**WHAT THE TASK ASKS**:
Return the number of lines in which the word "professor" appears; add nothing else.
____
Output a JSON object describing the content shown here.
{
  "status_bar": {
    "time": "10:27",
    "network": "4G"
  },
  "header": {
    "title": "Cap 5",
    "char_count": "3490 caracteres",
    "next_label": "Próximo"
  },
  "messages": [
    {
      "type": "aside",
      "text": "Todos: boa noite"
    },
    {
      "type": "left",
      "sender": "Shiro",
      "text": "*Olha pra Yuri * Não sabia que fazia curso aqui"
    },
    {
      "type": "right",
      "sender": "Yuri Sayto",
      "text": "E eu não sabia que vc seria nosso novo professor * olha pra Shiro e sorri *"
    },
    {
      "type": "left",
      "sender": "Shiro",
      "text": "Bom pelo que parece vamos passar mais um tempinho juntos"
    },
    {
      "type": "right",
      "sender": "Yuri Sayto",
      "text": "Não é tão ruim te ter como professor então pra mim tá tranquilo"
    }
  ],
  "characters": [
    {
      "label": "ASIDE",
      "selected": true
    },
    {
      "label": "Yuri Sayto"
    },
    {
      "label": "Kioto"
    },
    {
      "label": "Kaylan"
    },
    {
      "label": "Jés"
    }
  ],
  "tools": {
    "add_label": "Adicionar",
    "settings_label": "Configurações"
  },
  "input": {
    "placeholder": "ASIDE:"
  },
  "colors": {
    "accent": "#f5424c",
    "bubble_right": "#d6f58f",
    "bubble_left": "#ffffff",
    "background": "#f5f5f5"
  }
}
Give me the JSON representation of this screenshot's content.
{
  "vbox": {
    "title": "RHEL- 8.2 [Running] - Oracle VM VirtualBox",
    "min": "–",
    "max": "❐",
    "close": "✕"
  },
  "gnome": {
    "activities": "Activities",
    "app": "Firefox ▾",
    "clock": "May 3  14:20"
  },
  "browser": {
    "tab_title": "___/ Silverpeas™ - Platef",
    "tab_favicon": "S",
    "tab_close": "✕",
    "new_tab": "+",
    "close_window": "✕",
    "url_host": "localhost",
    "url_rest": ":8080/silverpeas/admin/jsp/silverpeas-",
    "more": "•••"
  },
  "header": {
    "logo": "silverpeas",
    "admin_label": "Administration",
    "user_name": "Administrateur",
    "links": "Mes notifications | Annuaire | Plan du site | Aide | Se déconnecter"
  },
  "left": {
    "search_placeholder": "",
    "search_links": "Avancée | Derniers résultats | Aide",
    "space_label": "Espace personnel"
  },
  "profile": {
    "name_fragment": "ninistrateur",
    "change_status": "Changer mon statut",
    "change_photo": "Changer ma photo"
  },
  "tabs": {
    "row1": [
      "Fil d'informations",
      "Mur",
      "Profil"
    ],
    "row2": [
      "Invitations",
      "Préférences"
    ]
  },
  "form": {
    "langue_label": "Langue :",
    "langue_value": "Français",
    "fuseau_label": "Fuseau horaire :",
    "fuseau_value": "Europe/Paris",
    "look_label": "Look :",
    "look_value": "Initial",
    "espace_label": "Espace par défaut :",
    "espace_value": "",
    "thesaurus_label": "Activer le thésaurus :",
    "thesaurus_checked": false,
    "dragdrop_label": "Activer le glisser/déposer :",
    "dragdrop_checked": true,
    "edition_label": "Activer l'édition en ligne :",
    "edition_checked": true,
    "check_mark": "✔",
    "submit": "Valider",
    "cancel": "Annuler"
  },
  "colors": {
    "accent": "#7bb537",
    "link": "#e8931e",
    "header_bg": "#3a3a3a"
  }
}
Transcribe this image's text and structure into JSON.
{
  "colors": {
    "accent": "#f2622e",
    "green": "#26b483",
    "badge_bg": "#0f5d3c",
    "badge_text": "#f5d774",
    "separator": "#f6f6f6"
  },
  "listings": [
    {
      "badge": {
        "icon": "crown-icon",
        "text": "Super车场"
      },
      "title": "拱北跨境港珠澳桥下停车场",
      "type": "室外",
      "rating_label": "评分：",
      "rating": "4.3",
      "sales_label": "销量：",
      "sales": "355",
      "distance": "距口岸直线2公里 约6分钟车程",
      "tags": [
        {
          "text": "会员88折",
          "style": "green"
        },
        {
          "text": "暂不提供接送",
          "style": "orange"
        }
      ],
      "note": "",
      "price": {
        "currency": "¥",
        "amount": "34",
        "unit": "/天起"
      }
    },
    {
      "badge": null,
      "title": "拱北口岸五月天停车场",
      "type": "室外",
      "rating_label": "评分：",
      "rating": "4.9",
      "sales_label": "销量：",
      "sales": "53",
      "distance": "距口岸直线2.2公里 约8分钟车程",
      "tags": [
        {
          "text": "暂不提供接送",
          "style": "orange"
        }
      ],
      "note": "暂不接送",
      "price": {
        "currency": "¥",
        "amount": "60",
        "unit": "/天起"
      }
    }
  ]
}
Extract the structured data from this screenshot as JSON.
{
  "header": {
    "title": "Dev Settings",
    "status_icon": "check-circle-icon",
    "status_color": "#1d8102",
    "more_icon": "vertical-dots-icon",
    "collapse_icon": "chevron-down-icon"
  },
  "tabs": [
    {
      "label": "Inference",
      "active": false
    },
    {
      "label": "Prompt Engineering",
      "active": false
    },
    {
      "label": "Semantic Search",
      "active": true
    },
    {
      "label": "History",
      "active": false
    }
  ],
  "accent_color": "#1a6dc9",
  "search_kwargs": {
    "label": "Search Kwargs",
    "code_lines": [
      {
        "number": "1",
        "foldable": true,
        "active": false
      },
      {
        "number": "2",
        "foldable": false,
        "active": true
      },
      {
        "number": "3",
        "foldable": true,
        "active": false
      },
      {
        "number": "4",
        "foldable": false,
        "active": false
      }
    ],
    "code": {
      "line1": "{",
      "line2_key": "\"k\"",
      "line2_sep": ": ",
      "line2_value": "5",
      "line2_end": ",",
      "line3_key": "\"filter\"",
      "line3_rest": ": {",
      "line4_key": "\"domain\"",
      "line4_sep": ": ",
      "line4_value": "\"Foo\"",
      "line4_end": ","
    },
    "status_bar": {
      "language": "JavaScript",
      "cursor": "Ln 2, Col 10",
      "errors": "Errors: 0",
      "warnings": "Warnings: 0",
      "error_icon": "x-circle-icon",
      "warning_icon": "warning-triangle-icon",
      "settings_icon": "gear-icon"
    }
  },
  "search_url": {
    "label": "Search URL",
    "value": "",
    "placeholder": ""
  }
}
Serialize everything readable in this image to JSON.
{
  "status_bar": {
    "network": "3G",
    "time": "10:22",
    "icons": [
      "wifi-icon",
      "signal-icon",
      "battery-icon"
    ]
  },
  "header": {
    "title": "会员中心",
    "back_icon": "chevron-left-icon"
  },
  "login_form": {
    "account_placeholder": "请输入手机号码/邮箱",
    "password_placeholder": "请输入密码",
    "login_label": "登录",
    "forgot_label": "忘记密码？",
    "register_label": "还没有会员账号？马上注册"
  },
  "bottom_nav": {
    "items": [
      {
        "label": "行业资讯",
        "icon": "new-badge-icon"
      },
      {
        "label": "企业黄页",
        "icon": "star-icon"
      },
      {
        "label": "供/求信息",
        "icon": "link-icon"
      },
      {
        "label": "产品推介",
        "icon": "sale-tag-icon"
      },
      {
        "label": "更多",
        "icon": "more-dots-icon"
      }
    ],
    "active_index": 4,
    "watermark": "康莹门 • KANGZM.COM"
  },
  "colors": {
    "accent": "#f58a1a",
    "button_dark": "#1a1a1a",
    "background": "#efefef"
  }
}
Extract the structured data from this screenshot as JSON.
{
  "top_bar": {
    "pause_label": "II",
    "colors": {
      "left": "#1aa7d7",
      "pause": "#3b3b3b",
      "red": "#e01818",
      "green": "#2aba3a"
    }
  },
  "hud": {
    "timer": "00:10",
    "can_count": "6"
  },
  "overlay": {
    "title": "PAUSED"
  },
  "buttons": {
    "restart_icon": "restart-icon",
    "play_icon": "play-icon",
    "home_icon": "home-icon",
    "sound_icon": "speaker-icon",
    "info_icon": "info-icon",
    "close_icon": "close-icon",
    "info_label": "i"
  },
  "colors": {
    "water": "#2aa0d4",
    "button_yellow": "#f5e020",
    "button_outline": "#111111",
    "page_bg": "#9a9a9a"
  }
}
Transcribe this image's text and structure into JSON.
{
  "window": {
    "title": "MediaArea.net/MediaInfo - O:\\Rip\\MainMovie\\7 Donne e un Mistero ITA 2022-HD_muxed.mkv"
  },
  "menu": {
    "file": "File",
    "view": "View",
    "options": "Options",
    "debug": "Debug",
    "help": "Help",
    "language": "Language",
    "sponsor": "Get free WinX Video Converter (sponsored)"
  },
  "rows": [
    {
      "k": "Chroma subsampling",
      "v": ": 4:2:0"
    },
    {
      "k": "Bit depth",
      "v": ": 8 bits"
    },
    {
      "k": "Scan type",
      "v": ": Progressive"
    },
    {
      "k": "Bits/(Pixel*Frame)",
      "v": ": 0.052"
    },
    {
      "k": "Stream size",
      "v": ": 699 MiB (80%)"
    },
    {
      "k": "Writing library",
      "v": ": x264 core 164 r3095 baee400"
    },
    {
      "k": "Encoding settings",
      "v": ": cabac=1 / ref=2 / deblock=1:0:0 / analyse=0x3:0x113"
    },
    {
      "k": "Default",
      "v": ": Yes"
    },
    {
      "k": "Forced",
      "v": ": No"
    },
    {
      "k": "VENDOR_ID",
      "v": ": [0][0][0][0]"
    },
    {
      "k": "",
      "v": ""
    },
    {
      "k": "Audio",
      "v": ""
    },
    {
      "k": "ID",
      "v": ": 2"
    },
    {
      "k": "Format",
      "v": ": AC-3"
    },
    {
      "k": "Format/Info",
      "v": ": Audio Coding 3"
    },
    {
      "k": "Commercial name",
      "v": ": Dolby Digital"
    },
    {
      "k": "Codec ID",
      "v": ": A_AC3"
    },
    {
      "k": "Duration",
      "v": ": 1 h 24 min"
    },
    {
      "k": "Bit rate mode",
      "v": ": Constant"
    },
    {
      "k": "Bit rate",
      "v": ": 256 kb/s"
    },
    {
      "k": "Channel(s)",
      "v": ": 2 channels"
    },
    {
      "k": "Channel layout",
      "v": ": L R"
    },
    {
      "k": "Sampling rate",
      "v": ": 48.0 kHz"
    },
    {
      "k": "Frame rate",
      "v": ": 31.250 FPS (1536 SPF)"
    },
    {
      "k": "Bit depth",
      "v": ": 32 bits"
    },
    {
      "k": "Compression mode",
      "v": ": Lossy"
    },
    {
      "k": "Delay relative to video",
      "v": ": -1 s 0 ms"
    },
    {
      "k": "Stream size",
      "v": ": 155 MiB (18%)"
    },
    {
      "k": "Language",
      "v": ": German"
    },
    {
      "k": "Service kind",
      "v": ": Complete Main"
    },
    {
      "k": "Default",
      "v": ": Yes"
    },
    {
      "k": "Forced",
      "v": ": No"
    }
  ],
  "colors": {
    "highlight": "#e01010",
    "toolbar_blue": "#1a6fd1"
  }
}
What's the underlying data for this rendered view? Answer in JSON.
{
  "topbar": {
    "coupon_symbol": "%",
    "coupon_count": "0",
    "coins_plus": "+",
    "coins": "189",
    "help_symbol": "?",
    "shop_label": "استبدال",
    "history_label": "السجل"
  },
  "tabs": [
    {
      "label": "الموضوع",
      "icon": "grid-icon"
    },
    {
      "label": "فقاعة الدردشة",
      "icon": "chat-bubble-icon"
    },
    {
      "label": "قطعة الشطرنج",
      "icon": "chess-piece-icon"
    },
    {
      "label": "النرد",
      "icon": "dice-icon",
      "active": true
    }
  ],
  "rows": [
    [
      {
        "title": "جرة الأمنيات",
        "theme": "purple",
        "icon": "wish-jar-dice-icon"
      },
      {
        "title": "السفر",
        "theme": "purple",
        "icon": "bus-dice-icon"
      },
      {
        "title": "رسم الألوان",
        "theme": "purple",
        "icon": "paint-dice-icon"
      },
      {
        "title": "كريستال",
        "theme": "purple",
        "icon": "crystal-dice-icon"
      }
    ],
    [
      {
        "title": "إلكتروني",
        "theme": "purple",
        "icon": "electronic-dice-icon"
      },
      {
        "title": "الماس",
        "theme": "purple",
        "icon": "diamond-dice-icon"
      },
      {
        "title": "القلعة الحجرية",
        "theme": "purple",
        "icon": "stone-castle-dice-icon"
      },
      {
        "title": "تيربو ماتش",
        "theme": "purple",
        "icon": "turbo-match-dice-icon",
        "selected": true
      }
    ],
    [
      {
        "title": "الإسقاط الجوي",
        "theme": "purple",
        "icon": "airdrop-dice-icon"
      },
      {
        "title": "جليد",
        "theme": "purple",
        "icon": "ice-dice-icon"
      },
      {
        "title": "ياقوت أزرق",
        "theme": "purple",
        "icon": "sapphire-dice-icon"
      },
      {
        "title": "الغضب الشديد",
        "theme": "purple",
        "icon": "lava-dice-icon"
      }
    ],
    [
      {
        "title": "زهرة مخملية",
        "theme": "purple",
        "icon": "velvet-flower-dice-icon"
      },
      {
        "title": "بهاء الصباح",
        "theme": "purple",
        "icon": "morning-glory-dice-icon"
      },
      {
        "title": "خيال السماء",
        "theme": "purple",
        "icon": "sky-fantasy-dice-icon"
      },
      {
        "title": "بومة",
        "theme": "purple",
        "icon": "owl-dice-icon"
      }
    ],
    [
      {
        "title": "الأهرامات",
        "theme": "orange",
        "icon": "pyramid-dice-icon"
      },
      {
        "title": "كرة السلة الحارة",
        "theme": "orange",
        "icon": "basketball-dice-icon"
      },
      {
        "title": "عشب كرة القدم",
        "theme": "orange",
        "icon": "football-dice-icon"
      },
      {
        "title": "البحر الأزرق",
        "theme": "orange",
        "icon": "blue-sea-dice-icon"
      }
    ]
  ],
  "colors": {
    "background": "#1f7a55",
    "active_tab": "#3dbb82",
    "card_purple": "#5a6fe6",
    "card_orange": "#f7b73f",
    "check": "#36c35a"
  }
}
____
**ANSWER FOR THE TASK**:
2